Oh but I did  well, my buddy did. He has an Epiphone Les Paul that he put a floyd on. Still sounds good, but I thought it sounded way better before. I've noticed every double locking trem guitar I've had also has this weird plucky pick attack and a weird buzziness to the sound (even after a tremol-no install) that I've never had with my TOM guitars.


----------



## Scali (Sep 23, 2008)

Depends on the trem you use, I suppose.
Ibanez trems tend to have a different, darker and warmer sound than OFRs for example. Different materials, different design.

And ofcourse there are pickups that compensate the sound of an OFR.


----------



## sakeido (Sep 23, 2008)

You can't compensate for the sound changes an OFR causes. It makes a fundamental difference in how the strings will respond to being struck by a pick, for one, and it greatly changes the tonality of your guitar. You go from having your strings anchored in tonewood, with a bridge anchored in tonewood... to having your strings clamped on both ends, one end of which is suspended by springs and is only connected to tonewood by ball bearings or even worse, knife edges.

—————

_What you will do_
Carry the forum discussion about locking tremolos and guitar tone further, picking up after its last sentence. The material that follows is not needed for this work.

—————

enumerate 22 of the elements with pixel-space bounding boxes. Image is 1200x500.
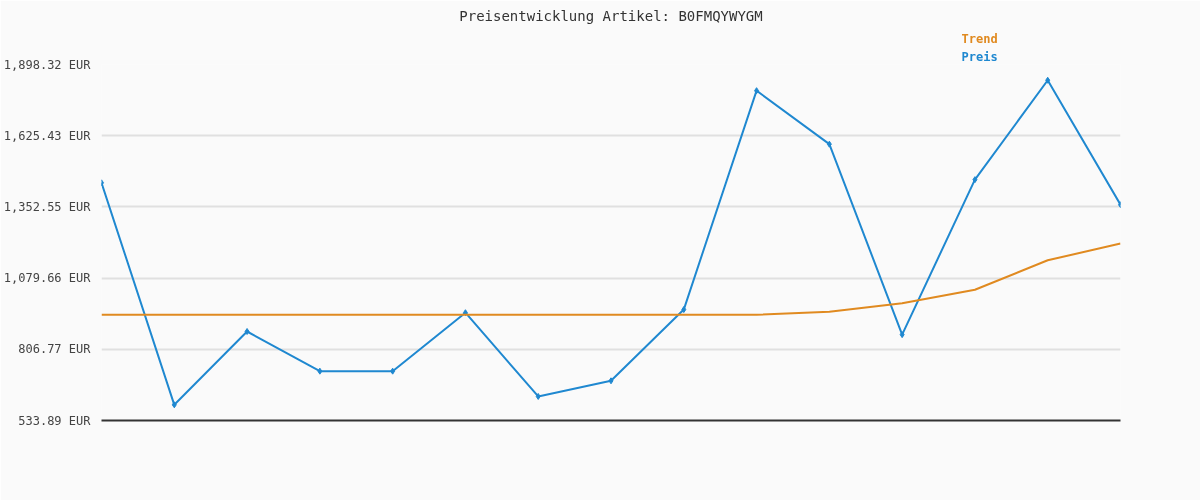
point	[754, 87, 760, 95]
text: Preis	[961, 49, 998, 64]
point	[1045, 76, 1051, 84]
chart-title: Preisentwicklung Artikel: B0FMQYWYGM	[459, 7, 763, 24]
point	[972, 176, 978, 184]
y-tick-label: 1,079.66 EUR	[3, 271, 92, 286]
text: Trend	[961, 31, 998, 46]
y-tick-label: 1,898.32 EUR	[3, 57, 92, 72]
y-tick-label: 1,352.55 EUR	[3, 199, 92, 214]
point	[244, 328, 250, 335]
y-tick-label: 533.89 EUR	[18, 413, 92, 428]
point	[535, 392, 541, 400]
y-tick-label: 806.77 EUR	[18, 342, 92, 357]
y-tick-label: 1,625.43 EUR	[3, 128, 92, 143]
point	[317, 367, 323, 375]
line-series	[101, 242, 1121, 316]
point	[826, 140, 832, 148]
point	[681, 306, 687, 314]
point	[390, 367, 396, 375]
point	[899, 331, 905, 339]
point	[608, 377, 614, 385]
point	[171, 401, 177, 409]
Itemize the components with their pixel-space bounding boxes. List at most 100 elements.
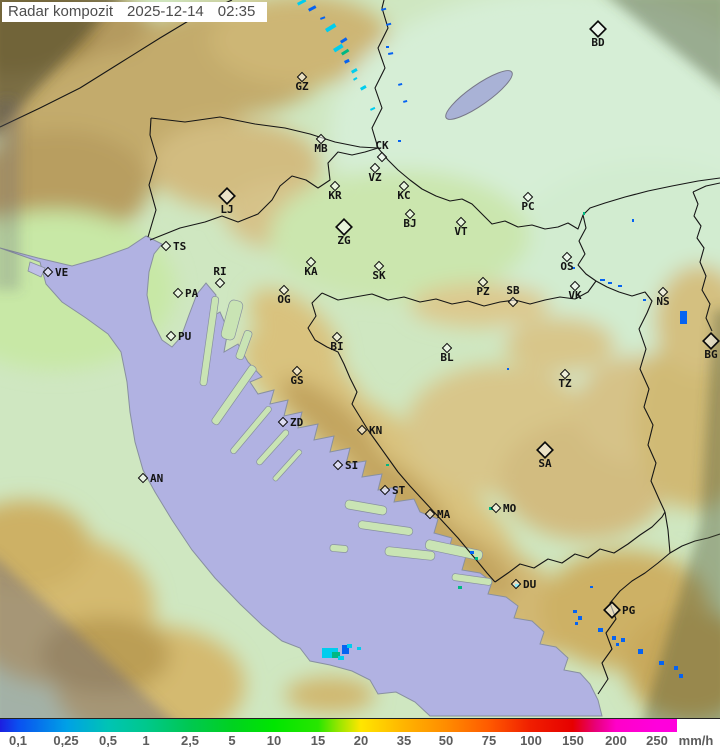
precip-echo (573, 610, 577, 613)
legend-tick-label: 0,1 (8, 733, 28, 748)
city-marker-PG: PG (603, 601, 636, 619)
precip-echo (612, 636, 616, 640)
city-diamond-icon (536, 441, 554, 459)
city-label: SI (345, 459, 358, 472)
legend-tick-label: 50 (438, 733, 454, 748)
city-diamond-icon (398, 180, 410, 192)
city-label: CK (375, 139, 389, 152)
title-date: 2025-12-14 (127, 3, 204, 20)
city-label: AN (150, 472, 163, 485)
city-label: ZD (290, 416, 304, 429)
city-marker-RI: RI (213, 265, 227, 289)
city-diamond-icon (561, 251, 573, 263)
precip-echo (357, 647, 361, 650)
city-diamond-icon (296, 71, 308, 83)
precip-echo (638, 649, 643, 654)
precip-echo (643, 299, 646, 301)
precip-echo (608, 282, 612, 284)
precip-echo (297, 0, 307, 6)
precip-echo (351, 68, 358, 74)
legend-tick-label: 150 (562, 733, 584, 748)
city-marker-CK: CK (375, 139, 389, 163)
city-diamond-icon (165, 330, 177, 342)
precip-echo (325, 23, 337, 33)
precip-echo (370, 106, 376, 111)
precip-echo (507, 368, 509, 370)
city-marker-PA: PA (172, 287, 199, 300)
precip-echo (402, 99, 408, 103)
city-label: RI (213, 265, 226, 278)
city-marker-SI: SI (332, 459, 358, 472)
city-label: BL (440, 351, 454, 364)
city-diamond-icon (315, 133, 327, 145)
legend-tick-label: 2,5 (180, 733, 200, 748)
city-marker-NS: NS (656, 286, 670, 308)
city-marker-BG: BG (702, 332, 720, 361)
city-marker-VT: VT (454, 216, 468, 238)
precip-echo (674, 666, 678, 670)
city-marker-MA: MA (424, 508, 451, 521)
city-diamond-icon (329, 180, 341, 192)
city-diamond-icon (335, 218, 353, 236)
terrain-layer (0, 0, 720, 718)
precip-echo (616, 643, 619, 646)
city-diamond-icon (373, 260, 385, 272)
city-diamond-icon (657, 286, 669, 298)
precip-echo (333, 43, 344, 53)
city-diamond-icon (214, 277, 226, 289)
city-diamond-icon (507, 296, 519, 308)
legend-tick-label: 35 (396, 733, 412, 748)
city-marker-DU: DU (510, 578, 537, 591)
city-diamond-icon (477, 276, 489, 288)
city-diamond-icon (277, 416, 289, 428)
city-label: VK (568, 289, 582, 302)
city-label: PC (521, 200, 534, 213)
city-diamond-icon (522, 191, 534, 203)
city-label: SB (506, 284, 520, 297)
legend (0, 719, 720, 732)
precip-echo (353, 77, 358, 81)
city-marker-KR: KR (328, 180, 342, 202)
legend-tick-label: 100 (520, 733, 542, 748)
city-label: SK (372, 269, 386, 282)
city-label: OS (560, 260, 573, 273)
city-diamond-icon (305, 256, 317, 268)
city-marker-BD: BD (589, 20, 607, 49)
city-label: PG (622, 604, 636, 617)
precip-echo (489, 507, 493, 510)
city-marker-TS: TS (160, 240, 186, 253)
city-diamond-icon (441, 342, 453, 354)
precip-echo (381, 7, 387, 11)
city-marker-LJ: LJ (218, 187, 236, 216)
city-markers-layer: GZ BD MB CK VZ KR KC PC LJ ZG BJ VT TS OS RI KA SK VE PA OG… (42, 20, 720, 619)
city-label: DU (523, 578, 537, 591)
city-marker-AN: AN (137, 472, 163, 485)
precip-echo (470, 551, 474, 554)
city-marker-MO: MO (490, 502, 517, 515)
precip-echo (659, 661, 664, 665)
city-diamond-icon (424, 508, 436, 520)
legend-tick-label: 20 (353, 733, 369, 748)
city-diamond-icon (356, 424, 368, 436)
legend-tick-label: 250 (646, 733, 668, 748)
city-marker-ST: ST (379, 484, 406, 497)
precip-echo (360, 85, 367, 91)
city-diamond-icon (172, 287, 184, 299)
city-marker-SK: SK (372, 260, 386, 282)
city-diamond-icon (490, 502, 502, 514)
city-marker-VK: VK (568, 280, 582, 302)
city-marker-MB: MB (314, 133, 328, 155)
city-marker-GS: GS (290, 365, 304, 387)
city-label: BG (704, 348, 718, 361)
precip-echo (475, 557, 478, 560)
city-diamond-icon (589, 20, 607, 38)
city-label: PZ (476, 285, 490, 298)
city-label: OG (277, 293, 291, 306)
city-marker-VE: VE (42, 266, 68, 279)
precip-echo (632, 219, 634, 222)
precip-echo (578, 616, 582, 620)
city-marker-KA: KA (304, 256, 318, 278)
product-name: Radar kompozit (8, 3, 114, 20)
city-diamond-icon (702, 332, 720, 350)
city-diamond-icon (455, 216, 467, 228)
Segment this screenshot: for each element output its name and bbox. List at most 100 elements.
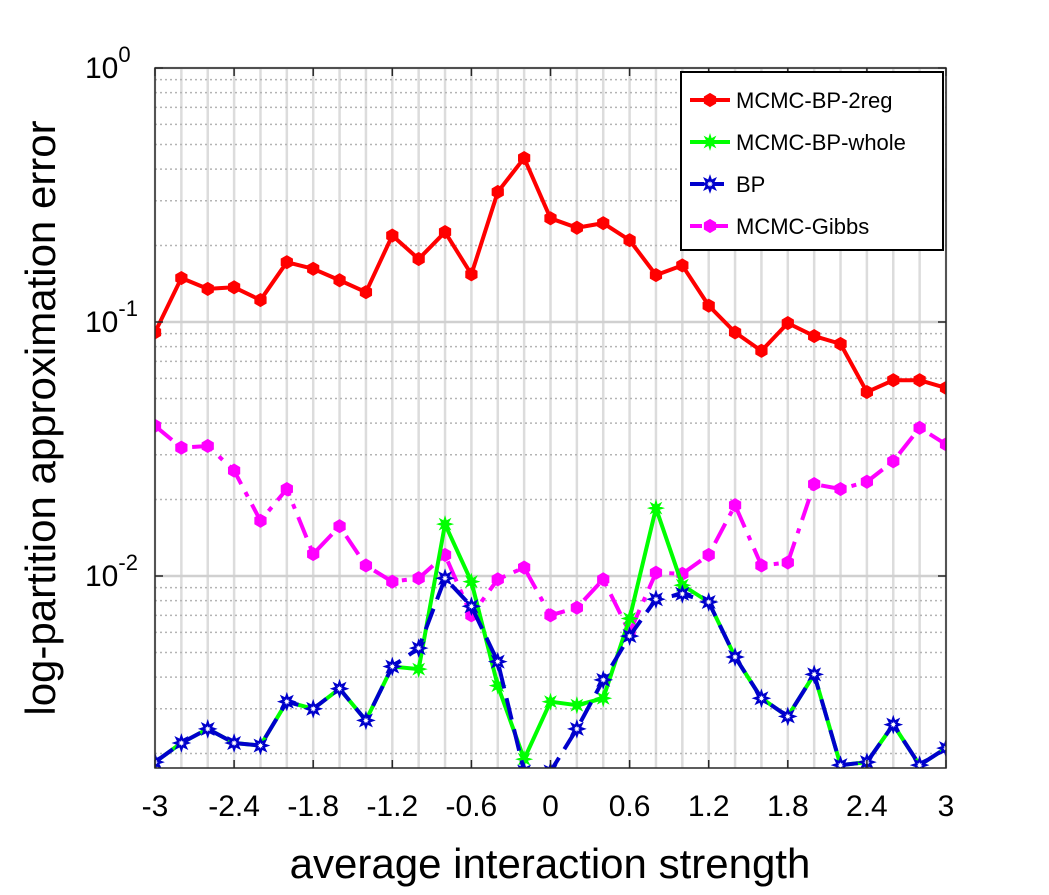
legend-item-mcmc-bp-whole: MCMC-BP-whole <box>690 130 906 155</box>
bp-point <box>804 664 825 685</box>
legend-mcmc-gibbs-point <box>703 218 717 234</box>
x-axis-title: average interaction strength <box>290 840 811 887</box>
legend-mcmc-bp-2reg-point <box>703 92 717 108</box>
mcmc-gibbs-point <box>307 546 320 562</box>
mcmc-bp-2reg-point <box>438 224 452 240</box>
bp-point <box>197 719 218 739</box>
mcmc-bp-2reg-point <box>518 150 531 166</box>
bp-point <box>224 733 244 753</box>
bp-point <box>698 592 719 612</box>
bp-point <box>646 589 666 610</box>
mcmc-bp-2reg-point <box>359 285 373 300</box>
mcmc-bp-2reg-point <box>676 258 689 273</box>
legend-bp-point <box>700 174 720 194</box>
mcmc-gibbs-point <box>834 481 847 497</box>
mcmc-gibbs-point <box>544 608 557 623</box>
mcmc-bp-2reg-point <box>939 380 946 396</box>
legend-item-mcmc-bp-2reg: MCMC-BP-2reg <box>690 88 892 113</box>
bp-point <box>619 626 640 646</box>
mcmc-bp-2reg-point <box>491 184 504 200</box>
mcmc-bp-whole-point <box>462 572 481 591</box>
bp-point <box>830 755 851 768</box>
x-tick-label: 3 <box>938 790 955 823</box>
y-axis-title: log-partition approximation error <box>17 120 64 715</box>
bp-point <box>725 647 745 667</box>
y-tick-label: 10-1 <box>85 296 138 339</box>
bp-point <box>487 651 508 672</box>
mcmc-bp-2reg-point <box>860 384 874 400</box>
mcmc-bp-2reg-point <box>175 270 188 286</box>
bp-point <box>883 714 904 735</box>
y-tick-label: 100 <box>85 42 131 85</box>
mcmc-gibbs-point <box>649 565 663 580</box>
bp-point <box>672 584 693 604</box>
mcmc-gibbs-point <box>913 420 926 435</box>
mcmc-bp-2reg-point <box>887 373 900 388</box>
mcmc-gibbs-point <box>728 498 742 513</box>
bp-point <box>155 752 165 768</box>
mcmc-bp-whole-point <box>567 696 586 715</box>
mcmc-bp-2reg-point <box>728 325 742 340</box>
mcmc-bp-2reg-point <box>155 325 162 340</box>
mcmc-gibbs-point <box>860 474 874 489</box>
mcmc-bp-whole-point <box>541 692 560 711</box>
series-lines <box>155 150 946 768</box>
mcmc-gibbs-point <box>227 463 241 478</box>
mcmc-bp-2reg-point <box>834 336 847 351</box>
y-tick-label: 10-2 <box>85 550 138 593</box>
bp-point <box>250 735 271 756</box>
mcmc-gibbs-point <box>201 438 214 454</box>
mcmc-gibbs-point <box>175 440 188 455</box>
mcmc-bp-whole-point <box>620 609 639 628</box>
bp-point <box>461 596 482 617</box>
mcmc-bp-2reg-point <box>333 273 346 288</box>
x-tick-labels: -3 -2.4 -1.8 -1.2 -0.6 0 0.6 1.2 1.8 2.4 3 <box>142 790 955 823</box>
mcmc-gibbs-point <box>386 574 399 589</box>
bp-point <box>567 719 587 739</box>
mcmc-gibbs-series <box>155 418 946 640</box>
legend: MCMC-BP-2reg MCMC-BP-whole BP MCMC-Gibbs <box>680 71 944 251</box>
bp-point <box>356 710 376 731</box>
mcmc-bp-2reg-point <box>412 251 425 267</box>
mcmc-bp-2reg-point <box>781 316 794 331</box>
x-tick-label: -1.2 <box>366 790 418 823</box>
bp-point <box>408 638 429 659</box>
mcmc-gibbs-point <box>254 513 267 528</box>
mcmc-bp-2reg-point <box>755 343 768 358</box>
mcmc-gibbs-point <box>491 572 504 587</box>
mcmc-gibbs-point <box>412 571 425 586</box>
mcmc-bp-2reg-point <box>808 329 821 344</box>
mcmc-gibbs-point <box>597 572 610 587</box>
mcmc-gibbs-point <box>280 481 293 497</box>
mcmc-bp-whole-point <box>594 689 613 708</box>
mcmc-bp-2reg-point <box>465 267 478 282</box>
x-tick-label: 2.4 <box>846 790 888 823</box>
bp-point <box>517 761 532 768</box>
bp-point <box>593 670 614 690</box>
mcmc-bp-2reg-point <box>649 268 663 283</box>
x-tick-label: 1.2 <box>688 790 730 823</box>
legend-label: MCMC-BP-2reg <box>736 88 892 113</box>
mcmc-gibbs-point <box>570 600 583 615</box>
mcmc-gibbs-point <box>702 547 715 563</box>
mcmc-bp-2reg-point <box>597 216 610 231</box>
mcmc-gibbs-point <box>808 477 821 492</box>
mcmc-bp-2reg-point <box>544 211 557 226</box>
legend-mcmc-bp-whole-point <box>700 132 720 152</box>
bp-point <box>909 755 930 768</box>
mcmc-bp-whole-point <box>409 660 428 679</box>
mcmc-bp-2reg-point <box>913 373 926 388</box>
mcmc-gibbs-point <box>939 437 946 452</box>
mcmc-bp-2reg-point <box>254 292 267 308</box>
mcmc-bp-2reg-point <box>570 220 583 235</box>
x-tick-label: 0 <box>542 790 559 823</box>
bp-point <box>751 688 772 709</box>
bp-point <box>435 568 455 589</box>
x-tick-label: -0.6 <box>446 790 498 823</box>
mcmc-gibbs-point <box>781 555 794 570</box>
mcmc-gibbs-point <box>333 519 346 534</box>
bp-point <box>936 738 946 759</box>
legend-label: BP <box>736 172 765 197</box>
bp-point <box>777 706 798 727</box>
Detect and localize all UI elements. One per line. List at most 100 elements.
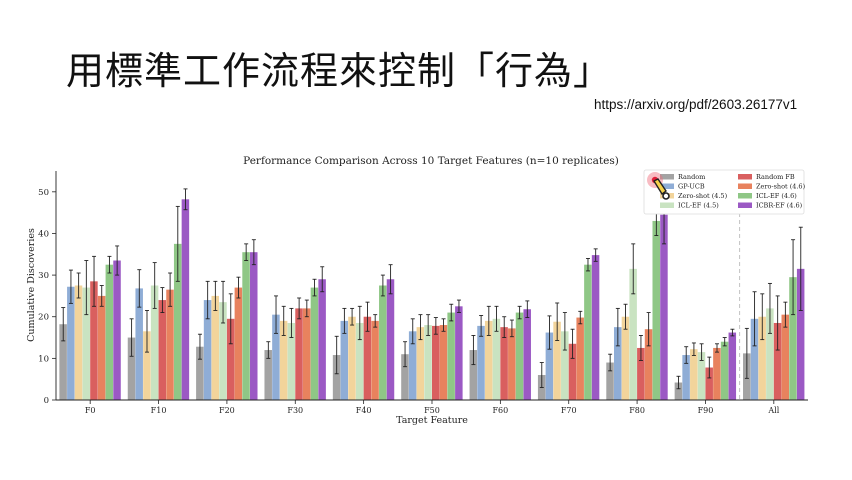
bar bbox=[584, 264, 592, 400]
bar bbox=[553, 321, 561, 400]
bar bbox=[439, 325, 448, 400]
x-tick-label: F20 bbox=[219, 406, 235, 415]
legend-label: Zero-shot (4.6) bbox=[756, 183, 806, 191]
bar bbox=[484, 320, 493, 400]
bar bbox=[363, 316, 372, 400]
bar-group bbox=[59, 199, 805, 400]
x-tick-label: F50 bbox=[424, 406, 440, 415]
x-tick-label: F30 bbox=[287, 406, 303, 415]
y-tick-label: 10 bbox=[38, 354, 49, 364]
x-tick-label: F0 bbox=[85, 406, 96, 415]
bar bbox=[302, 308, 311, 400]
bar bbox=[500, 327, 508, 400]
bar bbox=[637, 347, 645, 400]
bar bbox=[796, 268, 805, 400]
bar bbox=[234, 287, 243, 400]
bar bbox=[67, 286, 75, 400]
bar bbox=[758, 316, 766, 400]
bar bbox=[59, 324, 67, 400]
bar bbox=[105, 264, 114, 400]
bar bbox=[219, 302, 227, 400]
legend-swatch bbox=[660, 174, 674, 180]
bar bbox=[523, 309, 531, 400]
y-tick-label: 40 bbox=[38, 229, 49, 239]
chart-title: Performance Comparison Across 10 Target … bbox=[243, 155, 619, 167]
bar bbox=[264, 350, 272, 400]
bar bbox=[568, 343, 577, 400]
bar bbox=[340, 320, 349, 400]
bar bbox=[674, 382, 683, 400]
legend-label: Random FB bbox=[756, 173, 795, 181]
bar bbox=[621, 316, 630, 400]
bar bbox=[250, 252, 258, 400]
bar bbox=[697, 352, 706, 400]
x-axis-label: Target Feature bbox=[396, 415, 468, 426]
bar bbox=[492, 318, 501, 400]
legend-label: ICL-EF (4.5) bbox=[678, 202, 719, 210]
bar bbox=[310, 287, 319, 400]
bar bbox=[386, 279, 395, 400]
bar bbox=[113, 260, 121, 400]
bar bbox=[750, 318, 759, 400]
bar bbox=[279, 320, 288, 400]
x-tick-label: F70 bbox=[561, 406, 577, 415]
bar bbox=[287, 322, 296, 400]
bar bbox=[203, 300, 212, 400]
bar bbox=[576, 317, 584, 400]
bar bbox=[332, 355, 341, 400]
bar bbox=[97, 295, 106, 400]
bar bbox=[173, 243, 182, 400]
bar bbox=[477, 325, 485, 400]
legend-label: Random bbox=[678, 173, 705, 181]
bar bbox=[211, 295, 220, 400]
bar bbox=[424, 325, 432, 400]
legend-box bbox=[643, 169, 805, 215]
legend-label: Zero-shot (4.5) bbox=[678, 192, 728, 200]
legend-swatch bbox=[738, 202, 752, 208]
x-tick-label: F90 bbox=[698, 406, 714, 415]
bar bbox=[728, 332, 737, 400]
bar bbox=[690, 349, 698, 400]
bar bbox=[508, 328, 516, 400]
legend-swatch bbox=[738, 183, 752, 189]
bar bbox=[652, 220, 660, 400]
x-tick-label: F80 bbox=[629, 406, 645, 415]
legend-swatch bbox=[738, 174, 752, 180]
bar bbox=[773, 322, 782, 400]
bar bbox=[447, 312, 455, 400]
slide-title: 用標準工作流程來控制「行為」 bbox=[66, 49, 613, 93]
y-axis-label: Cumulative Discoveries bbox=[26, 228, 37, 342]
legend-swatch bbox=[738, 193, 752, 199]
bar bbox=[226, 318, 235, 400]
bar bbox=[644, 329, 653, 400]
bar bbox=[143, 331, 151, 400]
bar bbox=[127, 337, 136, 400]
bar bbox=[166, 289, 174, 400]
bar bbox=[705, 367, 713, 400]
bar bbox=[318, 279, 326, 400]
bar bbox=[720, 341, 729, 400]
bar bbox=[660, 214, 668, 400]
bar bbox=[135, 288, 143, 400]
bar bbox=[401, 354, 409, 400]
bar bbox=[242, 252, 250, 400]
bar bbox=[781, 314, 790, 400]
bar bbox=[150, 285, 159, 400]
bar bbox=[371, 320, 379, 400]
x-tick-label: F10 bbox=[151, 406, 167, 415]
bar bbox=[408, 331, 417, 400]
bar bbox=[295, 308, 303, 400]
bar bbox=[196, 346, 204, 400]
y-tick-label: 0 bbox=[44, 396, 49, 406]
bar bbox=[545, 332, 554, 400]
source-url[interactable]: https://arxiv.org/pdf/2603.26177v1 bbox=[594, 97, 798, 112]
legend-swatch bbox=[660, 202, 674, 208]
legend-label: ICBR-EF (4.6) bbox=[756, 202, 803, 210]
bar bbox=[158, 300, 167, 400]
bar bbox=[515, 312, 524, 400]
pen-pointer-icon bbox=[647, 172, 670, 200]
bar bbox=[591, 255, 600, 400]
bar bbox=[613, 327, 622, 400]
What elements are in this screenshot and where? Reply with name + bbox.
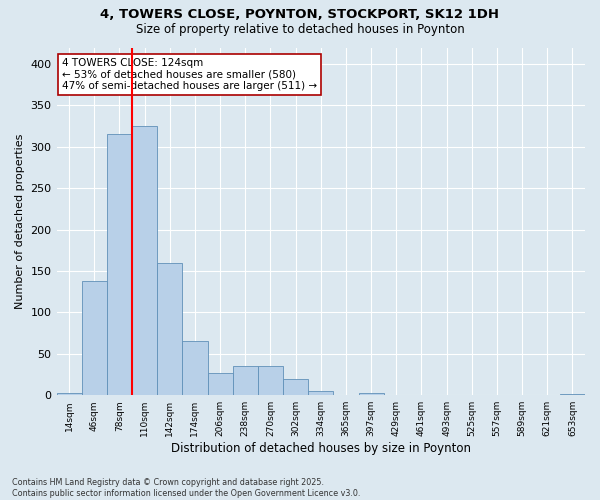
Text: Size of property relative to detached houses in Poynton: Size of property relative to detached ho… <box>136 22 464 36</box>
Text: Contains HM Land Registry data © Crown copyright and database right 2025.
Contai: Contains HM Land Registry data © Crown c… <box>12 478 361 498</box>
Bar <box>107 134 132 395</box>
Text: 4, TOWERS CLOSE, POYNTON, STOCKPORT, SK12 1DH: 4, TOWERS CLOSE, POYNTON, STOCKPORT, SK1… <box>101 8 499 20</box>
Bar <box>182 342 208 395</box>
Bar <box>208 373 233 395</box>
Bar <box>258 366 283 395</box>
Y-axis label: Number of detached properties: Number of detached properties <box>15 134 25 309</box>
Bar <box>233 366 258 395</box>
Bar <box>82 281 107 395</box>
Bar <box>308 391 334 395</box>
Bar <box>560 394 585 395</box>
Bar <box>157 262 182 395</box>
X-axis label: Distribution of detached houses by size in Poynton: Distribution of detached houses by size … <box>171 442 471 455</box>
Bar <box>359 392 383 395</box>
Bar <box>56 392 82 395</box>
Bar <box>283 378 308 395</box>
Bar <box>132 126 157 395</box>
Text: 4 TOWERS CLOSE: 124sqm
← 53% of detached houses are smaller (580)
47% of semi-de: 4 TOWERS CLOSE: 124sqm ← 53% of detached… <box>62 58 317 91</box>
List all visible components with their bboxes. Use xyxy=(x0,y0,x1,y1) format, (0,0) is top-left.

—————

_Final result_
I've played OFRs, Ping Floyds, Ibanez ZR7, Edge Pro 7, Lo-TRS 6, generic licensed floyds, all of them have the same fundamental problem.. You give up tone and responsiveness for the ability to raise and lower the pitch of your strings by pushing or pulling on a bar. They all suck. The only trems I've played that are any good are the Parker trems, and the EBMM JP7 trem with piezos, and I still prefer fixed bridges.


----------



## JJ Rodriguez (Sep 23, 2008)

A good chunk of my favorite players have Floyds and I like their tone, and I like my tone with a Floyd, I think it just goes to personal preference, not "They suck".


----------



## 7 Dying Trees (Sep 23, 2008)

couldn't live without a floyd to be honest, too much fun for phrasing et all. That and ridiculous tricks


----------



## Scali (Sep 23, 2008)

sakeido said:


> You can't compensate for the sound changes an OFR causes. It makes a fundamental difference in how the strings will respond to being struck by a pick, for one, and it greatly changes the tonality of your guitar. You go from having your strings anchored in tonewood, with a bridge anchored in tonewood... to having your strings clamped on both ends, one end of which is suspended by springs and is only connected to tonewood by ball bearings or even worse, knife edges.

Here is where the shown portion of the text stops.